Problem to solve
In the forum thread about sharing sweets, what was Blev2022 eating when their daughter came home?

Source passage
But I assuming many of the non sharers on here wouldn’t like to share a bowl of salad or crisps. Food has to be pristine and not been anywhere near anybody else

ilyx · 14/08/2022 00:37

However sweets are something we buy on the day (if I bought them in the big shop and kept them in the house me and DH would put on about 5 stone) and I buy everyone their own pack. No one shares.

Do I get to keep my kids now or shall I drop them off at the local foster home?

Excuse me? Why are you making this about you? I’m responding to a specific poster about about their behaviour, I’m allowed to have an opinion on that. And the other poster didn’t give her kids separate bags of sweets. You’re being deliberately dense.

Blev2022 · 14/08/2022 00:37

I don't think asking someone in your family for a sweet makes you an entitled brat like some people have said. I was eating a cinnamon bun when my daughter (3) came home the other day. She asked if she could taste it (she's never had one before), I said yes... No big deal? if I'm eating sweets or have chocolate she will always 100% ask if she can have some. That's probably because I've never had an issue with sharing that sort of thing from so she's learned it's okay to ask. She has on occasion asked if she can taste her friends ice cream if she has a different flavour and then offers hers. (She doesn't kick off it they say no). I don't think this is bad behaviour. Yes if children are older moaning that they can't have any I'd consider that to be rude, but also do think it's odd (yes you don't have to share if you don't want to) that a grandparent won't share a sweet with a child. But I think that's just because I'm not that bothered about food to the extent I can't share happily 😬

LydiaBennetsUglyBonnet · 14/08/2022 00:39

@Blev2022 i think she 3 is an exception to most rules as they haven’t quite grasped what is polite yet!

Material shown
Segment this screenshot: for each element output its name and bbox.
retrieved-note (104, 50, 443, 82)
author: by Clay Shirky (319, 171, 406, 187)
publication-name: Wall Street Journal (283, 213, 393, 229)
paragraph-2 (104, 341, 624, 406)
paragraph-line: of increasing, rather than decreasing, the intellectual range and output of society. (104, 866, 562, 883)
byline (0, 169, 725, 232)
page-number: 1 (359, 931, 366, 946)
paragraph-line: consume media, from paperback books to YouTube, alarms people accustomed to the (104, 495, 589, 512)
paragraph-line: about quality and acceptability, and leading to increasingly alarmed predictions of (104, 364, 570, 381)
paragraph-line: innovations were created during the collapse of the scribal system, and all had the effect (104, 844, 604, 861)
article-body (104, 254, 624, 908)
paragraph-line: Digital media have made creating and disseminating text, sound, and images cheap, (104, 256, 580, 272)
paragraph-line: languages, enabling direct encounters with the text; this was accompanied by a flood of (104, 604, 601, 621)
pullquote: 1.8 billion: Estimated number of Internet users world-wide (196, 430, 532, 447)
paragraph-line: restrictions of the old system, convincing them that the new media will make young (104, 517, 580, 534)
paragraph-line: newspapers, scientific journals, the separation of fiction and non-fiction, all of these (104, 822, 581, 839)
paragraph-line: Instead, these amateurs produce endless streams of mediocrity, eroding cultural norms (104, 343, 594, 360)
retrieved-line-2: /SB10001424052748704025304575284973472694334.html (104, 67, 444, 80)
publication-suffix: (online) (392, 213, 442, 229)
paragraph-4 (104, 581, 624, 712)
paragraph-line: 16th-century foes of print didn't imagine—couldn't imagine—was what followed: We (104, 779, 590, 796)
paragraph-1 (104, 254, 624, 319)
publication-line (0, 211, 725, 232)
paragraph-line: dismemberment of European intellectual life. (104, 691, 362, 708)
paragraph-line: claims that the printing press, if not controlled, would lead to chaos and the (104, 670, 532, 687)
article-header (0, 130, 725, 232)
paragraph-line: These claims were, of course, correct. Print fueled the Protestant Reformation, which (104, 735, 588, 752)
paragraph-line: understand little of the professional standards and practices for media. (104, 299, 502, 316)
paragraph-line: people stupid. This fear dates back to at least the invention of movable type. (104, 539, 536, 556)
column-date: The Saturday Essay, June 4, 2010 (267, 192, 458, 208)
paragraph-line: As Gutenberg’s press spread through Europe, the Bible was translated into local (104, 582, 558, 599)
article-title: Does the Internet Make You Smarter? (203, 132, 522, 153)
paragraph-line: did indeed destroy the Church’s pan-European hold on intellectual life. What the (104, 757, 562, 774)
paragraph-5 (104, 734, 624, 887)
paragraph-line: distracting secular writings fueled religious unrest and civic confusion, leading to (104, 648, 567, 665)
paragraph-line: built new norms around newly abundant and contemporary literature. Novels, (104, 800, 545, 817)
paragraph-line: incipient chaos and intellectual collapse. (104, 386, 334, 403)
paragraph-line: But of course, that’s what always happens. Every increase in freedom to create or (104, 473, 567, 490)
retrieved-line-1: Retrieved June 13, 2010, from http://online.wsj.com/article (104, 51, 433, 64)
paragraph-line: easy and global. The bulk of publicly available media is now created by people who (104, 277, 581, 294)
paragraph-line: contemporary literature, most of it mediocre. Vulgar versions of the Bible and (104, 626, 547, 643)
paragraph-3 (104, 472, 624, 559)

Task solution
A cinnamon bun.